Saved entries

=-=-=

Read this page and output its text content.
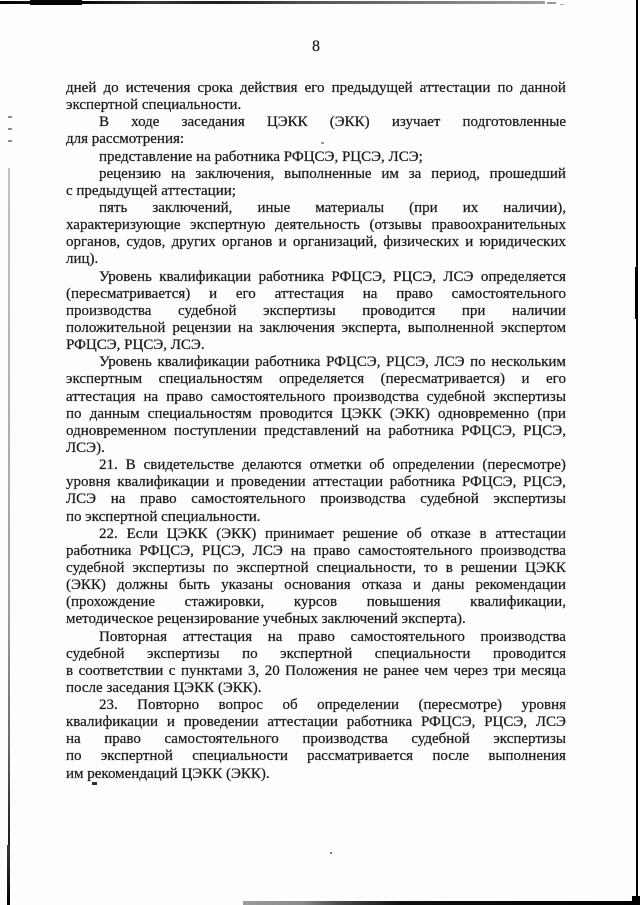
8
дней до истечения срока действия его предыдущей аттестации по данной
экспертной специальности.
В ходе заседания ЦЭКК (ЭКК) изучает подготовленные
для рассмотрения:
представление на работника РФЦСЭ, РЦСЭ, ЛСЭ;
рецензию на заключения, выполненные им за период, прошедший
с предыдущей аттестации;
пять заключений, иные материалы (при их наличии),
характеризующие экспертную деятельность (отзывы правоохранительных
органов, судов, других органов и организаций, физических и юридических
лиц).
Уровень квалификации работника РФЦСЭ, РЦСЭ, ЛСЭ определяется
(пересматривается) и его аттестация на право самостоятельного
производства судебной экспертизы проводится при наличии
положительной рецензии на заключения эксперта, выполненной экспертом
РФЦСЭ, РЦСЭ, ЛСЭ.
Уровень квалификации работника РФЦСЭ, РЦСЭ, ЛСЭ по нескольким
экспертным специальностям определяется (пересматривается) и его
аттестация на право самостоятельного производства судебной экспертизы
по данным специальностям проводится ЦЭКК (ЭКК) одновременно (при
одновременном поступлении представлений на работника РФЦСЭ, РЦСЭ,
ЛСЭ).
21. В свидетельстве делаются отметки об определении (пересмотре)
уровня квалификации и проведении аттестации работника РФЦСЭ, РЦСЭ,
ЛСЭ на право самостоятельного производства судебной экспертизы
по экспертной специальности.
22. Если ЦЭКК (ЭКК) принимает решение об отказе в аттестации
работника РФЦСЭ, РЦСЭ, ЛСЭ на право самостоятельного производства
судебной экспертизы по экспертной специальности, то в решении ЦЭКК
(ЭКК) должны быть указаны основания отказа и даны рекомендации
(прохождение стажировки, курсов повышения квалификации,
методическое рецензирование учебных заключений эксперта).
Повторная аттестация на право самостоятельного производства
судебной экспертизы по экспертной специальности проводится
в соответствии с пунктами 3, 20 Положения не ранее чем через три месяца
после заседания ЦЭКК (ЭКК).
23. Повторно вопрос об определении (пересмотре) уровня
квалификации и проведении аттестации работника РФЦСЭ, РЦСЭ, ЛСЭ
на право самостоятельного производства судебной экспертизы
по экспертной специальности рассматривается после выполнения
им рекомендаций ЦЭКК (ЭКК).
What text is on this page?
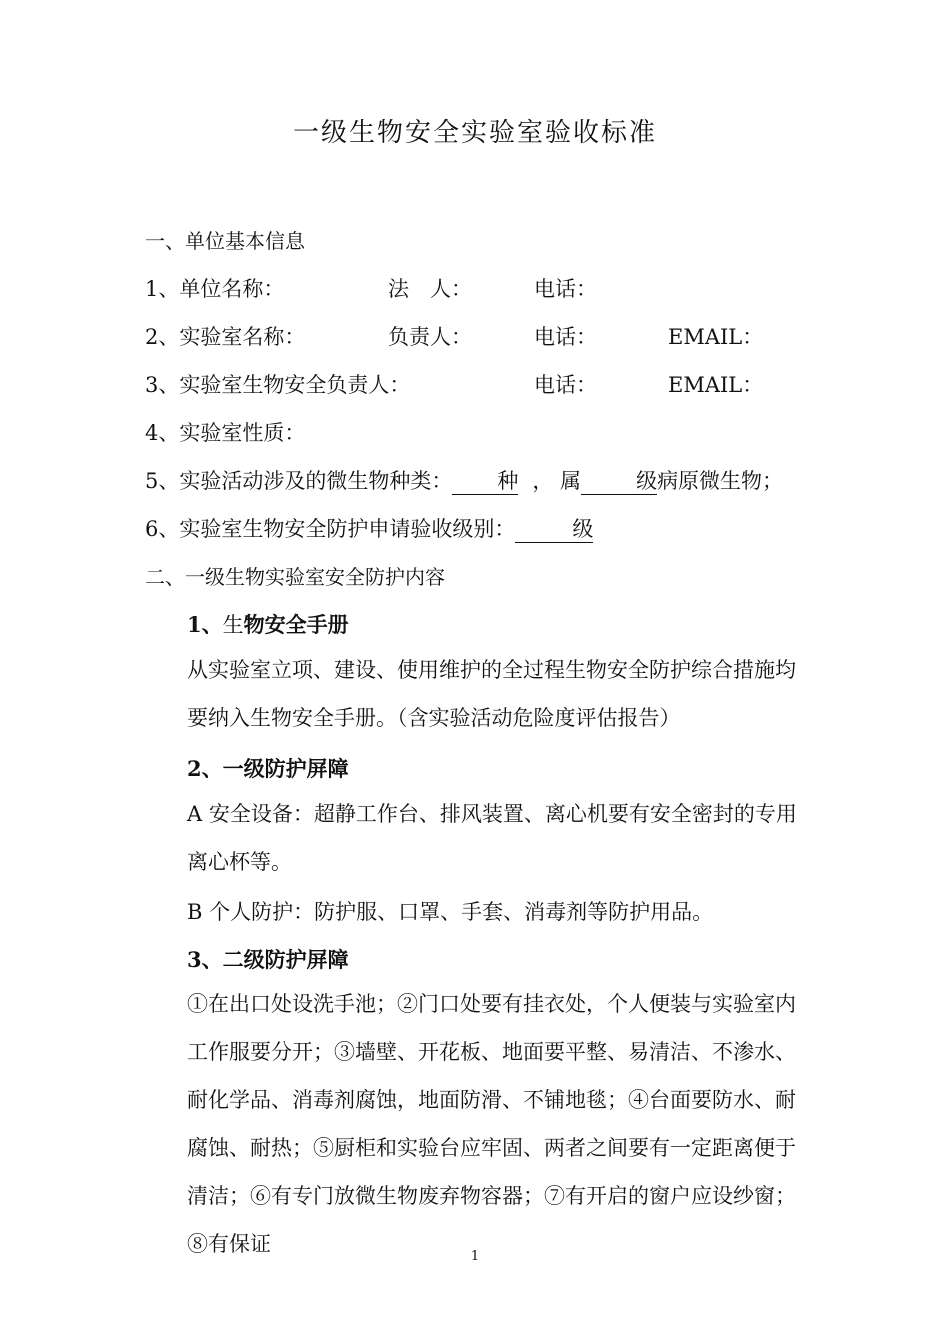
一级生物安全实验室验收标准
一、单位基本信息
1、单位名称：	法　人：	电话：
2、实验室名称：	负责人：	电话：	EMAIL：
3、实验室生物安全负责人：	电话：	EMAIL：
4、实验室性质：
5、实验活动涉及的微生物种类： 种 ， 属	级病原微生物；
6、实验室生物安全防护申请验收级别：	级
二、一级生物实验室安全防护内容
1、生物安全手册
从实验室立项、建设、使用维护的全过程生物安全防护综合措施均要纳入生物安全手册。（含实验活动危险度评估报告）
2、一级防护屏障
A 安全设备：超静工作台、排风装置、离心机要有安全密封的专用离心杯等。
B 个人防护：防护服、口罩、手套、消毒剂等防护用品。
3、二级防护屏障
①在出口处设洗手池；②门口处要有挂衣处，个人便装与实验室内工作服要分开；③墙壁、开花板、地面要平整、易清洁、不渗水、耐化学品、消毒剂腐蚀，地面防滑、不铺地毯；④台面要防水、耐腐蚀、耐热；⑤厨柜和实验台应牢固、两者之间要有一定距离便于清洁；⑥有专门放微生物废弃物容器；⑦有开启的窗户应设纱窗；⑧有保证
1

=-=-=

▶ EXERCISE INSTRUCTIONS:
Your answer should be a single number: how many lines of the material contain the word "РФЦСЭ".

▶ COMPLETE RESPONSE:
8